DIRECTIONS FOR THIS TASK. Quote the listing below in its entirety.

MATERIAL FOR THIS EXERCISE.
'''

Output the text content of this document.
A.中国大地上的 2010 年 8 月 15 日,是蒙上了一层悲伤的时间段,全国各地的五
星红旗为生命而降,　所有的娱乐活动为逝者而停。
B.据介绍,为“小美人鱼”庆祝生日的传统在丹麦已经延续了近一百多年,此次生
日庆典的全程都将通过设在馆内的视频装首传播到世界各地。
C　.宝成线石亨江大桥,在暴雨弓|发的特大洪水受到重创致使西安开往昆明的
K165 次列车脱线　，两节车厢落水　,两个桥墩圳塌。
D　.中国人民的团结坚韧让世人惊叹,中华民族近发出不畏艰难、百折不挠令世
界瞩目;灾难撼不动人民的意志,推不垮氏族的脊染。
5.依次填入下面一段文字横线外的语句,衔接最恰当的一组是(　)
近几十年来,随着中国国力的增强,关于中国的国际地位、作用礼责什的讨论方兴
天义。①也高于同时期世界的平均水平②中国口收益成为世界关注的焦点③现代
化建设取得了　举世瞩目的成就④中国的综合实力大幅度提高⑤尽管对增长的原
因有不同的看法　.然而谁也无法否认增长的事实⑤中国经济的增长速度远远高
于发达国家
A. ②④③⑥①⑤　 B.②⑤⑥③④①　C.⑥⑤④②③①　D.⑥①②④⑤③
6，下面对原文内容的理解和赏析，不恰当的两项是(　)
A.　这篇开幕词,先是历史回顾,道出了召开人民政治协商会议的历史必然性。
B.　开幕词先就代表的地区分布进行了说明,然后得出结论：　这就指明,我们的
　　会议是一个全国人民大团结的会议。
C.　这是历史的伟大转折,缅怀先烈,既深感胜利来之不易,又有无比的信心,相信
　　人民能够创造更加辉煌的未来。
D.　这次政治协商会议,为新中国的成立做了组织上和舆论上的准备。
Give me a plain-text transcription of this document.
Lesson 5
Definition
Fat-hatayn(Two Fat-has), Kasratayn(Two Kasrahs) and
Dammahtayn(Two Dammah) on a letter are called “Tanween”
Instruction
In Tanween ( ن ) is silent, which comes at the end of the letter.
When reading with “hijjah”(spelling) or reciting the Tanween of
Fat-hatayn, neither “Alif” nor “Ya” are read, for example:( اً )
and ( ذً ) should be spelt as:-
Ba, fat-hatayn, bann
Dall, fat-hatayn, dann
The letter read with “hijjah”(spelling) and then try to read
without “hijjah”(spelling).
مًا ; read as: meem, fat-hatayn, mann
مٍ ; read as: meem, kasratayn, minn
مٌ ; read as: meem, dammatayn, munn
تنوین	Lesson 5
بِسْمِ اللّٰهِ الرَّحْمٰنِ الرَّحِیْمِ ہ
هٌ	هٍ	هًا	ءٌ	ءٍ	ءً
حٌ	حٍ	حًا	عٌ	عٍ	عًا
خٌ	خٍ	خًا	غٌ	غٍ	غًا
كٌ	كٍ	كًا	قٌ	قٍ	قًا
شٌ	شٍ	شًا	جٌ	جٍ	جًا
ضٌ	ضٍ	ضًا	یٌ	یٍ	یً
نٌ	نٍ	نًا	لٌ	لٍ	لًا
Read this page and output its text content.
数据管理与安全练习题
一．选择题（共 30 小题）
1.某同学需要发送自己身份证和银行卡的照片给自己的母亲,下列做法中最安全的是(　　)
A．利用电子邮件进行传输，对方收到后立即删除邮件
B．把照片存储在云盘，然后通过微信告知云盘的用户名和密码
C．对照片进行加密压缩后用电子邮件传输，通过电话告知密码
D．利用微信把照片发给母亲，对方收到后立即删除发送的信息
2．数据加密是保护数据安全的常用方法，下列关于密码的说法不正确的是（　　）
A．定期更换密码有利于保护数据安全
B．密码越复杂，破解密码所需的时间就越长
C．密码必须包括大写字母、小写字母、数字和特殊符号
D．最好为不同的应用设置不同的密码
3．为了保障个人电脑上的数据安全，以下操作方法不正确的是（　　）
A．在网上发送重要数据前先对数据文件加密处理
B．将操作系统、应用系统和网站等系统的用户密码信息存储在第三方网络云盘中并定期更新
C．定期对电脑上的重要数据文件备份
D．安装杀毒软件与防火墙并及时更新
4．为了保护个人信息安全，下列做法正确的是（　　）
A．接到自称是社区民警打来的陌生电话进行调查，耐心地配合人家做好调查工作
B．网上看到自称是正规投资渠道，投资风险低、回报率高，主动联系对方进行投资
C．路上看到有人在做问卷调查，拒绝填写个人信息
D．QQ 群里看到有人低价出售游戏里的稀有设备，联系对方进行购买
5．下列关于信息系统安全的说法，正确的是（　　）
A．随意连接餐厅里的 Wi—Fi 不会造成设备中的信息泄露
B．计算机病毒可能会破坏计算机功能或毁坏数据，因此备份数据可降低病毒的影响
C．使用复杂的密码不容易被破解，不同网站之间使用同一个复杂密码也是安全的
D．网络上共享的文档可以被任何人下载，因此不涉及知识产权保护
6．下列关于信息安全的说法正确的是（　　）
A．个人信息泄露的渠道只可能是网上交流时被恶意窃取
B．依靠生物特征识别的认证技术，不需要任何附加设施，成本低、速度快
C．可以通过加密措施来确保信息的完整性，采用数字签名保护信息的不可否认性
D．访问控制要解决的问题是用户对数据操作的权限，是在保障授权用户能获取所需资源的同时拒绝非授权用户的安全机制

'''

SOLUTION.
Output the text content of this document.
A.中国大地上的 2010 年 8 月 15 日,是蒙上了一层悲伤的时间段,全国各地的五
星红旗为生命而降,　所有的娱乐活动为逝者而停。
B.据介绍,为“小美人鱼”庆祝生日的传统在丹麦已经延续了近一百多年,此次生
日庆典的全程都将通过设在馆内的视频装首传播到世界各地。
C　.宝成线石亨江大桥,在暴雨弓|发的特大洪水受到重创致使西安开往昆明的
K165 次列车脱线　，两节车厢落水　,两个桥墩圳塌。
D　.中国人民的团结坚韧让世人惊叹,中华民族近发出不畏艰难、百折不挠令世
界瞩目;灾难撼不动人民的意志,推不垮氏族的脊染。
5.依次填入下面一段文字横线外的语句,衔接最恰当的一组是(　)
近几十年来,随着中国国力的增强,关于中国的国际地位、作用礼责什的讨论方兴
天义。①也高于同时期世界的平均水平②中国口收益成为世界关注的焦点③现代
化建设取得了　举世瞩目的成就④中国的综合实力大幅度提高⑤尽管对增长的原
因有不同的看法　.然而谁也无法否认增长的事实⑤中国经济的增长速度远远高
于发达国家
A. ②④③⑥①⑤　 B.②⑤⑥③④①　C.⑥⑤④②③①　D.⑥①②④⑤③
6，下面对原文内容的理解和赏析，不恰当的两项是(　)
A.　这篇开幕词,先是历史回顾,道出了召开人民政治协商会议的历史必然性。
B.　开幕词先就代表的地区分布进行了说明,然后得出结论：　这就指明,我们的
　　会议是一个全国人民大团结的会议。
C.　这是历史的伟大转折,缅怀先烈,既深感胜利来之不易,又有无比的信心,相信
　　人民能够创造更加辉煌的未来。
D.　这次政治协商会议,为新中国的成立做了组织上和舆论上的准备。
Give me a plain-text transcription of this document.
Lesson 5
Definition
Fat-hatayn(Two Fat-has), Kasratayn(Two Kasrahs) and
Dammahtayn(Two Dammah) on a letter are called “Tanween”
Instruction
In Tanween ( ن ) is silent, which comes at the end of the letter.
When reading with “hijjah”(spelling) or reciting the Tanween of
Fat-hatayn, neither “Alif” nor “Ya” are read, for example:( اً )
and ( ذً ) should be spelt as:-
Ba, fat-hatayn, bann
Dall, fat-hatayn, dann
The letter read with “hijjah”(spelling) and then try to read
without “hijjah”(spelling).
مًا ; read as: meem, fat-hatayn, mann
مٍ ; read as: meem, kasratayn, minn
مٌ ; read as: meem, dammatayn, munn
تنوین	Lesson 5
بِسْمِ اللّٰهِ الرَّحْمٰنِ الرَّحِیْمِ ہ
هٌ	هٍ	هًا	ءٌ	ءٍ	ءً
حٌ	حٍ	حًا	عٌ	عٍ	عًا
خٌ	خٍ	خًا	غٌ	غٍ	غًا
كٌ	كٍ	كًا	قٌ	قٍ	قًا
شٌ	شٍ	شًا	جٌ	جٍ	جًا
ضٌ	ضٍ	ضًا	یٌ	یٍ	یً
نٌ	نٍ	نًا	لٌ	لٍ	لًا
Read this page and output its text content.
数据管理与安全练习题
一．选择题（共 30 小题）
1.某同学需要发送自己身份证和银行卡的照片给自己的母亲,下列做法中最安全的是(　　)
A．利用电子邮件进行传输，对方收到后立即删除邮件
B．把照片存储在云盘，然后通过微信告知云盘的用户名和密码
C．对照片进行加密压缩后用电子邮件传输，通过电话告知密码
D．利用微信把照片发给母亲，对方收到后立即删除发送的信息
2．数据加密是保护数据安全的常用方法，下列关于密码的说法不正确的是（　　）
A．定期更换密码有利于保护数据安全
B．密码越复杂，破解密码所需的时间就越长
C．密码必须包括大写字母、小写字母、数字和特殊符号
D．最好为不同的应用设置不同的密码
3．为了保障个人电脑上的数据安全，以下操作方法不正确的是（　　）
A．在网上发送重要数据前先对数据文件加密处理
B．将操作系统、应用系统和网站等系统的用户密码信息存储在第三方网络云盘中并定期更新
C．定期对电脑上的重要数据文件备份
D．安装杀毒软件与防火墙并及时更新
4．为了保护个人信息安全，下列做法正确的是（　　）
A．接到自称是社区民警打来的陌生电话进行调查，耐心地配合人家做好调查工作
B．网上看到自称是正规投资渠道，投资风险低、回报率高，主动联系对方进行投资
C．路上看到有人在做问卷调查，拒绝填写个人信息
D．QQ 群里看到有人低价出售游戏里的稀有设备，联系对方进行购买
5．下列关于信息系统安全的说法，正确的是（　　）
A．随意连接餐厅里的 Wi—Fi 不会造成设备中的信息泄露
B．计算机病毒可能会破坏计算机功能或毁坏数据，因此备份数据可降低病毒的影响
C．使用复杂的密码不容易被破解，不同网站之间使用同一个复杂密码也是安全的
D．网络上共享的文档可以被任何人下载，因此不涉及知识产权保护
6．下列关于信息安全的说法正确的是（　　）
A．个人信息泄露的渠道只可能是网上交流时被恶意窃取
B．依靠生物特征识别的认证技术，不需要任何附加设施，成本低、速度快
C．可以通过加密措施来确保信息的完整性，采用数字签名保护信息的不可否认性
D．访问控制要解决的问题是用户对数据操作的权限，是在保障授权用户能获取所需资源的同时拒绝非授权用户的安全机制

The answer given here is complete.